▶ [Short problem]: Copy each line of the data below with the word "bottom".

##### Source records

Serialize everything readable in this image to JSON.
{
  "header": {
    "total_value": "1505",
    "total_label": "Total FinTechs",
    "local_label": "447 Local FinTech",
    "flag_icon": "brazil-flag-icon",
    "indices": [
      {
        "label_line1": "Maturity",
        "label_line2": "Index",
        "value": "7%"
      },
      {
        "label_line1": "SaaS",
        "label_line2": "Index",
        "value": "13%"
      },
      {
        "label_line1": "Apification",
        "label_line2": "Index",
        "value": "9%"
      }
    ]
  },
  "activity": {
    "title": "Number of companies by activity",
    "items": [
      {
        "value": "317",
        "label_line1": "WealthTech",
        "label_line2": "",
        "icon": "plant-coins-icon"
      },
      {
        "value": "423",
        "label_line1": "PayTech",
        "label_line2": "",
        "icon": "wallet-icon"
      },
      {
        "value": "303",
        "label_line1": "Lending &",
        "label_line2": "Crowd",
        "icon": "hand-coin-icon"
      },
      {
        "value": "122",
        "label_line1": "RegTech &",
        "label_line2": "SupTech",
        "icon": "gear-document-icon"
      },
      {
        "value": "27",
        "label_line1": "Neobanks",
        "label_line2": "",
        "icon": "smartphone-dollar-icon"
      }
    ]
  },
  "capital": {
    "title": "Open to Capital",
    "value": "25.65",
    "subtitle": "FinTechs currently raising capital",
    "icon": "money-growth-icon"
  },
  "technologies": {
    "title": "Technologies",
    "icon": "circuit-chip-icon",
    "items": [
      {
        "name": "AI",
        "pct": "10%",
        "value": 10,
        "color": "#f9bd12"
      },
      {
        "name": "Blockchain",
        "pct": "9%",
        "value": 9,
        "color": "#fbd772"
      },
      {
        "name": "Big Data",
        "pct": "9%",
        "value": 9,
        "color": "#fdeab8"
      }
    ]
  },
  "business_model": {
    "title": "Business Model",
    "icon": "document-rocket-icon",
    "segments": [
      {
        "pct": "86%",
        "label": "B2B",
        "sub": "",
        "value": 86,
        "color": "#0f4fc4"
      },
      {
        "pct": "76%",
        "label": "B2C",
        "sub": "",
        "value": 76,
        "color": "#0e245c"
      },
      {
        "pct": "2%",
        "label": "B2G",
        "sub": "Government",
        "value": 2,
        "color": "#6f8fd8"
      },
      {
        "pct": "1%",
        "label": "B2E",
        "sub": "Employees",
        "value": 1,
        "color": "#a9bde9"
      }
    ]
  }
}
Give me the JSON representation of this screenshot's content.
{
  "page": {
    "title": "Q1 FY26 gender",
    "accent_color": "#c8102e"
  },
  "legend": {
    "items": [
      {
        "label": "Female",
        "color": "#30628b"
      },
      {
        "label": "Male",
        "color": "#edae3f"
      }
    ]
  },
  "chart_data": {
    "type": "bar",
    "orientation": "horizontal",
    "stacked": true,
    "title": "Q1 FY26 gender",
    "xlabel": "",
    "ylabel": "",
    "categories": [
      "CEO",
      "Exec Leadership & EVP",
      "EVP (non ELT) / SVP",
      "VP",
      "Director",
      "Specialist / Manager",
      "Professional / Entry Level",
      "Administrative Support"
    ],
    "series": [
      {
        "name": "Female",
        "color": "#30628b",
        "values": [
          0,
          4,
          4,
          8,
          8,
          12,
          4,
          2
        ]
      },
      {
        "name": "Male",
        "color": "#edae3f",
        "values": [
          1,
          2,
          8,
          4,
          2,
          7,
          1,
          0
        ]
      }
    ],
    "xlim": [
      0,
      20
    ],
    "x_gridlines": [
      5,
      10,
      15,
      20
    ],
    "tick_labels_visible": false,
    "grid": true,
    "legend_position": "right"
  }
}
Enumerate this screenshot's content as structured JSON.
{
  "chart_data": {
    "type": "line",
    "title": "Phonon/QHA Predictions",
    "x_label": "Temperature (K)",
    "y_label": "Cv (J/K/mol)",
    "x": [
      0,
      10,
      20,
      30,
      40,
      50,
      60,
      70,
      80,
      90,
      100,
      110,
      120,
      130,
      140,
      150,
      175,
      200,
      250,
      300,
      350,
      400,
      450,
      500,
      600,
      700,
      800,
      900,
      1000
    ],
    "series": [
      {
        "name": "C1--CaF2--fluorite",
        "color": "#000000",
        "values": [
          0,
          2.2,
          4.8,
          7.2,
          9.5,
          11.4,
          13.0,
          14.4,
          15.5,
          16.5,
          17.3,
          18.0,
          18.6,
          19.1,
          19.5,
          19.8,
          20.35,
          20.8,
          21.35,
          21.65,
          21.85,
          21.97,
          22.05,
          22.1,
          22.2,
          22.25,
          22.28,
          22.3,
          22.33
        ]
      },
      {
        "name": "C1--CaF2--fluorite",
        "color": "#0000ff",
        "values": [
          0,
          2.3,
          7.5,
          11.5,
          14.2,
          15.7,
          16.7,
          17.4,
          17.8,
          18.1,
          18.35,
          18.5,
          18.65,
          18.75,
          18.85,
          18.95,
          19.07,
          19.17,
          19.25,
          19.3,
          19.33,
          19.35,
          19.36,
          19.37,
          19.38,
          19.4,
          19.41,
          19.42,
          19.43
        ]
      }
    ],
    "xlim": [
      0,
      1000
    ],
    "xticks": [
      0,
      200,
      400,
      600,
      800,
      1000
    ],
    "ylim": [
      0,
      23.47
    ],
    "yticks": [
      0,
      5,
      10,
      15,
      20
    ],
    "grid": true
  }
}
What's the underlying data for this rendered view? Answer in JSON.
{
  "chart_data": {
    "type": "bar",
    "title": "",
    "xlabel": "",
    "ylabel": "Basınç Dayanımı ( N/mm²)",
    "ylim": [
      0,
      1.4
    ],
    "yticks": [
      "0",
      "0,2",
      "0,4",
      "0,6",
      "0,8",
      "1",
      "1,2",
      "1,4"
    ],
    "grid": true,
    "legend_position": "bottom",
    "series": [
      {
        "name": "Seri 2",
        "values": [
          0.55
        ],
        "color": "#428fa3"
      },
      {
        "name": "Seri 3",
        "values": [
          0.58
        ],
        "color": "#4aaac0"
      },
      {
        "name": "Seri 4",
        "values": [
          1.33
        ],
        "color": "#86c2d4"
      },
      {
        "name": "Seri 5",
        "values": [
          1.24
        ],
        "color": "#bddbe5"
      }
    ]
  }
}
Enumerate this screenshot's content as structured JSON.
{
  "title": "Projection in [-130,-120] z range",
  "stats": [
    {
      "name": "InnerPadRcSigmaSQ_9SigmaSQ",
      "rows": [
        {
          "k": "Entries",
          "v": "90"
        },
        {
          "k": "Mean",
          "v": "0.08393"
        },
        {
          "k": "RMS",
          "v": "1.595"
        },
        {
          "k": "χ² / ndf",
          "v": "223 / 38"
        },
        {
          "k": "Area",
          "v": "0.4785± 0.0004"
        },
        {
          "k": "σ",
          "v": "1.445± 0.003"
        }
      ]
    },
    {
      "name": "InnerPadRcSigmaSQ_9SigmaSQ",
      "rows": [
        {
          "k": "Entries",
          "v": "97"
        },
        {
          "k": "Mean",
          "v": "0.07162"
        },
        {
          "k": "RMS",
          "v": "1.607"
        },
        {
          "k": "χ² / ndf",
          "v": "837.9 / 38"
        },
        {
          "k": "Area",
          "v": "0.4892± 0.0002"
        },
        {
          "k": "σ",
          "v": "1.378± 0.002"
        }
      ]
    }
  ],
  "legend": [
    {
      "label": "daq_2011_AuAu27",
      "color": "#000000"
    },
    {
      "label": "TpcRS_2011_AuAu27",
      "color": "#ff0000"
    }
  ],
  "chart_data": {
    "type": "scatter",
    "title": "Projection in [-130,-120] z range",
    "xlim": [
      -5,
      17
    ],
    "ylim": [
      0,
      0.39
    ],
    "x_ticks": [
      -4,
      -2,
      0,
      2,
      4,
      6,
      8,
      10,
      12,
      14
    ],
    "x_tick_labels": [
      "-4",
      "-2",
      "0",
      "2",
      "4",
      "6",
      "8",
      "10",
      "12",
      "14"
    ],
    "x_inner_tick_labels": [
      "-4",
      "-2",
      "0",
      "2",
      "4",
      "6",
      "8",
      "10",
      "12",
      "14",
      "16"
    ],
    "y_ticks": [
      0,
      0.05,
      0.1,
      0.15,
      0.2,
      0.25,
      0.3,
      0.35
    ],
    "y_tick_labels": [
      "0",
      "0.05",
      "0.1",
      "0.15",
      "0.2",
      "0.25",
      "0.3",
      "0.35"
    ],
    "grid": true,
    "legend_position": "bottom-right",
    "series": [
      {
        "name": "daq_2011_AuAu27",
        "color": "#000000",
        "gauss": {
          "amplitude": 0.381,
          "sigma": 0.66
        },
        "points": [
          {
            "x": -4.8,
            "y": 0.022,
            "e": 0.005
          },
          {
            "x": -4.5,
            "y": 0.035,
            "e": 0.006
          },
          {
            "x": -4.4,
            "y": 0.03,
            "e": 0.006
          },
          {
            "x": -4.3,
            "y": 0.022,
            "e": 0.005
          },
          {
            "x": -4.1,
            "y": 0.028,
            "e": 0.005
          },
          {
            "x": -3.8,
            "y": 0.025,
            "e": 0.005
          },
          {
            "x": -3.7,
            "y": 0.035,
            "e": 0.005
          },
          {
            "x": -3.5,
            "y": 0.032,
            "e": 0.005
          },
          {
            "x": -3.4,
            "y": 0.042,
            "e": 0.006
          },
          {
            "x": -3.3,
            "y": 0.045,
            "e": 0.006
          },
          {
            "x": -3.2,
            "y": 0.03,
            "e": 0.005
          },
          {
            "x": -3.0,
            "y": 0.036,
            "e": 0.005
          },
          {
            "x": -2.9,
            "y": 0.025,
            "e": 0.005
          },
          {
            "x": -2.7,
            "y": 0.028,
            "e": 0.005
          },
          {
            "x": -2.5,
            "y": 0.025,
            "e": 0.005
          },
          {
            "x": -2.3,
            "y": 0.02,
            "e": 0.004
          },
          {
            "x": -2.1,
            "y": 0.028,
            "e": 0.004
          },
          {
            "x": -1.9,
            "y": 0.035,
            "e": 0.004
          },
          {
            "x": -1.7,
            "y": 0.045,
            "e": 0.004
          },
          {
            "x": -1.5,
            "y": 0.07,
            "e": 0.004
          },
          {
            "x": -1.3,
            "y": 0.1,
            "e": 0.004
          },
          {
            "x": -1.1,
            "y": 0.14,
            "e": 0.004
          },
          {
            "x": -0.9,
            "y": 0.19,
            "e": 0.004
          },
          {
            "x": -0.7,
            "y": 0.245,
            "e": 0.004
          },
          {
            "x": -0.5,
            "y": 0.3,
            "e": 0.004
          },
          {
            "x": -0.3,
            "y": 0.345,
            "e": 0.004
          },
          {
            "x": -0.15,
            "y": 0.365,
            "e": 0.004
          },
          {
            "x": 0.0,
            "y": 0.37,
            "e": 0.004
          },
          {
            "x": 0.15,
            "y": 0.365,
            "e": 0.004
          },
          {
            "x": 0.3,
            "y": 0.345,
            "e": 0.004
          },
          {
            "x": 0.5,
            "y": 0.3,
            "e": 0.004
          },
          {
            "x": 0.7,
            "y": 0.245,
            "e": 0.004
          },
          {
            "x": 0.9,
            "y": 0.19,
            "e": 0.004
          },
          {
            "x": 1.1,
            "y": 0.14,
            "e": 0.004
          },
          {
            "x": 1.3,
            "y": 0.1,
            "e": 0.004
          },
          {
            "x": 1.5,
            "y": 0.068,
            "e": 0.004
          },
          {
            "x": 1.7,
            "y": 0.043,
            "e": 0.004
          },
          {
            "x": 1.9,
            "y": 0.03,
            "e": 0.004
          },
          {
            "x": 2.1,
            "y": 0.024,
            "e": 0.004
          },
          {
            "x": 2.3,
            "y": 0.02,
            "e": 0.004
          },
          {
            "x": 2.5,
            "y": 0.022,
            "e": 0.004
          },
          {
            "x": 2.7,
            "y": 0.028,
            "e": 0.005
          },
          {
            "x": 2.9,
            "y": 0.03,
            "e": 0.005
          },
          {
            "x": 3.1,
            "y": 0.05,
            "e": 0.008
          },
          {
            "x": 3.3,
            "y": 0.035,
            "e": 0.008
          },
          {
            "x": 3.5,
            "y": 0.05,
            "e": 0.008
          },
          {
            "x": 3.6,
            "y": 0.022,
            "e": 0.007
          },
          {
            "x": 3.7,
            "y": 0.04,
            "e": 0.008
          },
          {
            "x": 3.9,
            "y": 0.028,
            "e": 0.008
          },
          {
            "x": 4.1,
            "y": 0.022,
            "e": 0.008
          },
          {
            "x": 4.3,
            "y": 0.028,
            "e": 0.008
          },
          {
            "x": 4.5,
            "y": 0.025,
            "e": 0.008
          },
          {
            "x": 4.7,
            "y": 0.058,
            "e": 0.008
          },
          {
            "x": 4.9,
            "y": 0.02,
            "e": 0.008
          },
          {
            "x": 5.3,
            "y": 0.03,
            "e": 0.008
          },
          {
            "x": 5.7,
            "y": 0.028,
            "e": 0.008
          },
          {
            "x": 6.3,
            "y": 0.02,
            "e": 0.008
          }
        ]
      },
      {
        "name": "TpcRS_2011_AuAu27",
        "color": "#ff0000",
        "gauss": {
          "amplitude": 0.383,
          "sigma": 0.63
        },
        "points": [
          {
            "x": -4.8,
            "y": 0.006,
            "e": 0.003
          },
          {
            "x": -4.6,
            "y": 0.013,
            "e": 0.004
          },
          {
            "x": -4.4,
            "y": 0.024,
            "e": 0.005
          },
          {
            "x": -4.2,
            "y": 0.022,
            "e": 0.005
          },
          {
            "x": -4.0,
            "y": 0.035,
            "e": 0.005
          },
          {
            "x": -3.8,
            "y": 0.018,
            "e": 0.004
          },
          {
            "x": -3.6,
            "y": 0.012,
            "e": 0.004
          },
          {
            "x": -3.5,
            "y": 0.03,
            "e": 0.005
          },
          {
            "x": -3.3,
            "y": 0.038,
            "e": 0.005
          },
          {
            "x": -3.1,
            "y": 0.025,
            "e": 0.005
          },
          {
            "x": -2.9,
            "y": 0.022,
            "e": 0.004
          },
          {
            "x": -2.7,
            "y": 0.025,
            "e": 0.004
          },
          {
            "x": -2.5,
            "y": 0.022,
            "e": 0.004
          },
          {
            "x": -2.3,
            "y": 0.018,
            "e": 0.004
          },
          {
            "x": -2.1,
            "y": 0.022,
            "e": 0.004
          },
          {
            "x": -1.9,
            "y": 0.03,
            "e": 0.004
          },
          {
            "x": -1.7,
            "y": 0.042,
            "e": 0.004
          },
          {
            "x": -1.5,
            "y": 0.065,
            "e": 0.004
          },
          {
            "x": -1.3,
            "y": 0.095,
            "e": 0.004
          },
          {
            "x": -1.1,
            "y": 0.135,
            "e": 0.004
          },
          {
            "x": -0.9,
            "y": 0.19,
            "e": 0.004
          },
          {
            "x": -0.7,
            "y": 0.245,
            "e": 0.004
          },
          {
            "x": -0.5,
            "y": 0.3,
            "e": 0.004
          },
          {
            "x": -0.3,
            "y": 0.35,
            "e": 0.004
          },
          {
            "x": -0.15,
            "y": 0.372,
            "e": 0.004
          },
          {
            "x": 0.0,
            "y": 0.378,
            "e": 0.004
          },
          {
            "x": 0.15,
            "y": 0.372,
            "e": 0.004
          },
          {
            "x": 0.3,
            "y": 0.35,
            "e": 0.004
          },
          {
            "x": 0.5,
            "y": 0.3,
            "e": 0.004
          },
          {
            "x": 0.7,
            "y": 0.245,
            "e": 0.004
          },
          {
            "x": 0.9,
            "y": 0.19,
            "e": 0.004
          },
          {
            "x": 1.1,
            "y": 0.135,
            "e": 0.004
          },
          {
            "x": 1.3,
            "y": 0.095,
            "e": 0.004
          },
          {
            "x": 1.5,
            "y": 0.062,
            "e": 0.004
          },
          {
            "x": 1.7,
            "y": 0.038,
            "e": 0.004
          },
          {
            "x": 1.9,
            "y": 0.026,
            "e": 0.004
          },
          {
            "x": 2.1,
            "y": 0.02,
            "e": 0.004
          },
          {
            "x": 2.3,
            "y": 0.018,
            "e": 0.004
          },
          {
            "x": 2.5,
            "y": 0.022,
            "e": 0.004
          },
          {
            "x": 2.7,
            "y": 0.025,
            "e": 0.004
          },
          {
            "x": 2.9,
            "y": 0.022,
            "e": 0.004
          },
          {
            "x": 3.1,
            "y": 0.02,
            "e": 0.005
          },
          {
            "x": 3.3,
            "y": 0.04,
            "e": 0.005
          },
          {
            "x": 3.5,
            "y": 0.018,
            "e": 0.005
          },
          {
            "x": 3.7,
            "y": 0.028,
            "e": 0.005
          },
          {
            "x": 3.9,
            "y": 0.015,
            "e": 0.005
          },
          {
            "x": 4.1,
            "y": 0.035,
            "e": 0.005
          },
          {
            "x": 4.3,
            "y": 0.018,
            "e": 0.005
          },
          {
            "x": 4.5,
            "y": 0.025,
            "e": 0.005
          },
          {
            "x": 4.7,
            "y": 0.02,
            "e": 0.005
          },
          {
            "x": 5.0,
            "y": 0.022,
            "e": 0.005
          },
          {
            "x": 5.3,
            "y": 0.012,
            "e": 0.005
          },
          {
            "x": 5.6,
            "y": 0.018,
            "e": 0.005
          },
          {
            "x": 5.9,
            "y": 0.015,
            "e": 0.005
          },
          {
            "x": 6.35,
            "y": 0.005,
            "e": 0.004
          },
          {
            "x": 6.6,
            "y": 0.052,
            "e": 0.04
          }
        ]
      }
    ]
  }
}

##########

▶ [Task solution]:
    "legend_position": "bottom",
    "legend_position": "bottom-right",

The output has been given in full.